Given problem: Search the material for the word "this" and report each line where it turns up.

##### Extracted material #####

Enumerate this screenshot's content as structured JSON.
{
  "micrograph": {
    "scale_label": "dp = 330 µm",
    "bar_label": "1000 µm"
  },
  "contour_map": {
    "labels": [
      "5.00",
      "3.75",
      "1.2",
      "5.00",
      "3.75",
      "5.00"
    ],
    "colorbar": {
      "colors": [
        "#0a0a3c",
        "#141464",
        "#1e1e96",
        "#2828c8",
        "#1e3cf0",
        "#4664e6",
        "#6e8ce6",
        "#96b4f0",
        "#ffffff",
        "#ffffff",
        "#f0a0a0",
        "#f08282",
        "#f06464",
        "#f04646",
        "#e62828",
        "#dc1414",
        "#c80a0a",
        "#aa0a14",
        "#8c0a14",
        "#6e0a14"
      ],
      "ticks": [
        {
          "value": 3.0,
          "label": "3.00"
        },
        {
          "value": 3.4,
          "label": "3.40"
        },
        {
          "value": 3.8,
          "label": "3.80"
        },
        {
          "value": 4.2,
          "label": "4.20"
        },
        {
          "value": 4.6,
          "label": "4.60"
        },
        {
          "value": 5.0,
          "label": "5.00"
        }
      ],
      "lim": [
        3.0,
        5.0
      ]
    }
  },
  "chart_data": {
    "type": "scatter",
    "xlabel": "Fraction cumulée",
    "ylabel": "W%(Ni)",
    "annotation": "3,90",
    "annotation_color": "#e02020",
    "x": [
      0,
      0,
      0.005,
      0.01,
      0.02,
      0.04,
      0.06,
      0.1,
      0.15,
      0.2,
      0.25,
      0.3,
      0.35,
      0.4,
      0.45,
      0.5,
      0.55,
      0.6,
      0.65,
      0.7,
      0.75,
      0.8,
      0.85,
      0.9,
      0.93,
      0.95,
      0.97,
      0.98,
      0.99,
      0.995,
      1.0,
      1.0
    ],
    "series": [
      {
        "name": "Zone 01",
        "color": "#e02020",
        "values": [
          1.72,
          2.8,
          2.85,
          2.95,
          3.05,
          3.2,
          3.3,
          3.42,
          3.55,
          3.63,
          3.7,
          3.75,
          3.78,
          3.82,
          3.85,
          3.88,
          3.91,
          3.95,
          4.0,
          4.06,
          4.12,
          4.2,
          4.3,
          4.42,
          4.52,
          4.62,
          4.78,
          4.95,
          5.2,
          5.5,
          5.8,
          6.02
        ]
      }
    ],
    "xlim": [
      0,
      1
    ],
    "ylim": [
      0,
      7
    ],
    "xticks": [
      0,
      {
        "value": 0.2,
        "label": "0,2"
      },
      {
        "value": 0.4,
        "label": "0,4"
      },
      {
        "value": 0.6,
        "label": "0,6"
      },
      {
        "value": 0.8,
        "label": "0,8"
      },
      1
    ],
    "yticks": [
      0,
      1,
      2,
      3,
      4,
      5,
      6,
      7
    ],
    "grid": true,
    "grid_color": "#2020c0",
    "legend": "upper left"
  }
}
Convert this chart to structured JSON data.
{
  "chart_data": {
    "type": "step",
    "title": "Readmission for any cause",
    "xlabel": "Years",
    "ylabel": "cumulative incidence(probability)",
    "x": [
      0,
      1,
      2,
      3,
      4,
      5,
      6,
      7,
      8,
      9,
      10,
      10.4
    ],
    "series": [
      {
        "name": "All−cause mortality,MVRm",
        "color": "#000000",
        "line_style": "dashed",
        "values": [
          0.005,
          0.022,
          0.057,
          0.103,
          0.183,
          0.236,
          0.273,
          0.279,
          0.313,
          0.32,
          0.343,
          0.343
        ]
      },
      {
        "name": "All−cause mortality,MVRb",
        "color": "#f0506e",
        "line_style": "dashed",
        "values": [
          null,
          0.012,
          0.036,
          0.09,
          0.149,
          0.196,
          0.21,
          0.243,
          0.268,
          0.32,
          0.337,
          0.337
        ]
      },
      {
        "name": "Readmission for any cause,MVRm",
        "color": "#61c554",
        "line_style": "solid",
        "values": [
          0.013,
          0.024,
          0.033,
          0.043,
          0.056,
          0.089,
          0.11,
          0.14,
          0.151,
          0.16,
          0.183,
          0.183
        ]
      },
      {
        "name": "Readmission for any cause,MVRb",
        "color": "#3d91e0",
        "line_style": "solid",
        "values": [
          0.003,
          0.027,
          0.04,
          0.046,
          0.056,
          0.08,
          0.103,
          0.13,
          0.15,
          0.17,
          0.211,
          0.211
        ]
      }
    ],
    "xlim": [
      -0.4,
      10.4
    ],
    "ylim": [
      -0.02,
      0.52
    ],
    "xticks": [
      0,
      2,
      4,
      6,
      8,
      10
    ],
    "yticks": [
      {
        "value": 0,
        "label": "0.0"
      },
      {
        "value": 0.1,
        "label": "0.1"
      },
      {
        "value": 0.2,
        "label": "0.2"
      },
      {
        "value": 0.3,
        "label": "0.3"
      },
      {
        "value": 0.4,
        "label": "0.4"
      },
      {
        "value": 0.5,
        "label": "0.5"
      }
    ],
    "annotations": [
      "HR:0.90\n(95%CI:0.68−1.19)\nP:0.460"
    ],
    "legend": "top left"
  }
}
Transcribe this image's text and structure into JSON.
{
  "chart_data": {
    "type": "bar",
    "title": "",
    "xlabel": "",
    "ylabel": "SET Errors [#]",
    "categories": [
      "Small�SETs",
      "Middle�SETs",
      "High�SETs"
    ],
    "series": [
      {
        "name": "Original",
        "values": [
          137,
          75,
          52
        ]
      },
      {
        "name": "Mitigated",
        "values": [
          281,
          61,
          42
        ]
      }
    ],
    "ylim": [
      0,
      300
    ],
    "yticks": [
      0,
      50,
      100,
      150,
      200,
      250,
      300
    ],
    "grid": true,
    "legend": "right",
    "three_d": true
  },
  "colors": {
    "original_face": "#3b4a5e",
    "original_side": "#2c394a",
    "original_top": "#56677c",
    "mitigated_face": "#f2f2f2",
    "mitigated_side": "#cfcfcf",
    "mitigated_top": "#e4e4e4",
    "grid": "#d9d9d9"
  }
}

#####

Answer:
Enumerate this screenshot's content as structured JSON.
Convert this chart to structured JSON data.
Transcribe this image's text and structure into JSON.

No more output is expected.